Yesterday we had record numbers at #3D Dojo at the University of Ulster. There were kids designing game objects, real-world objects and expressing their imagination. The future for this is preparing children for a world where they will be interacting equally with virtual objects as real-world objects.
The 3D Printing revolution is literally on the cusp. I predict that 3D printers will be on the Christmas lists of many kids in 2014 and I would be surprised and shocked if Microsoft doesn’t produce a 3D Print Kit for the XBox One, complete with a Kinect-based scanner, a controller-based modelling tool, an asset library and a 3D printer that only works with the XBox, Windows, Surface and Windows Phone. In fact, they should do this because Apple won’t.
Some people wonder what the attraction of 3D printing is – I’ve often joked that it’s because we can never get enough of small pieces of brightly coloured plastic crap but it’s much more than that. It’s beyond the production of tiny toys that would previously have come out of breakfast cereal boxes. It’s further along that, perhaps revolutionising the Kinder Surprise (currently illegal in the US due to a choking hazard – but heck, print your own Surprise!). It’s even further than allowing a few specialist applications such as printing your own camera-mount gromit for your telephoto lens.

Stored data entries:

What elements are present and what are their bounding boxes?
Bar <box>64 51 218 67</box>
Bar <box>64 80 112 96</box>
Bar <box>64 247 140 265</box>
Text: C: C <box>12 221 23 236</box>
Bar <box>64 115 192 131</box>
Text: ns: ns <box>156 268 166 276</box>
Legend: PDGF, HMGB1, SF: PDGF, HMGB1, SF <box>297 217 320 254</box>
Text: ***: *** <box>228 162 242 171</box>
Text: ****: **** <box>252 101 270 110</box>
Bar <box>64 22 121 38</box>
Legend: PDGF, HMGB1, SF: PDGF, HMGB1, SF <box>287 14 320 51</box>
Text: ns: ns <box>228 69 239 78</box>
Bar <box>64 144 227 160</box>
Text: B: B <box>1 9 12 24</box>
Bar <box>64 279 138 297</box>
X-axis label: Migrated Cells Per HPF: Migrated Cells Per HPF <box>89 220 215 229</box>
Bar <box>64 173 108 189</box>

Your goal:
Revise the stretch of the 3D printing passage from "Yesterday we had" through "because Apple won’t.", replacing "Christmas" with "birthday". The stored data entries are not needed for this work.

Response:
Yesterday we had record numbers at #3D Dojo at the University of Ulster. There were kids designing game objects, real-world objects and expressing their imagination. The future for this is preparing children for a world where they will be interacting equally with virtual objects as real-world objects.
The 3D Printing revolution is literally on the cusp. I predict that 3D printers will be on the birthday lists of many kids in 2014 and I would be surprised and shocked if Microsoft doesn’t produce a 3D Print Kit for the XBox One, complete with a Kinect-based scanner, a controller-based modelling tool, an asset library and a 3D printer that only works with the XBox, Windows, Surface and Windows Phone. In fact, they should do this because Apple won’t.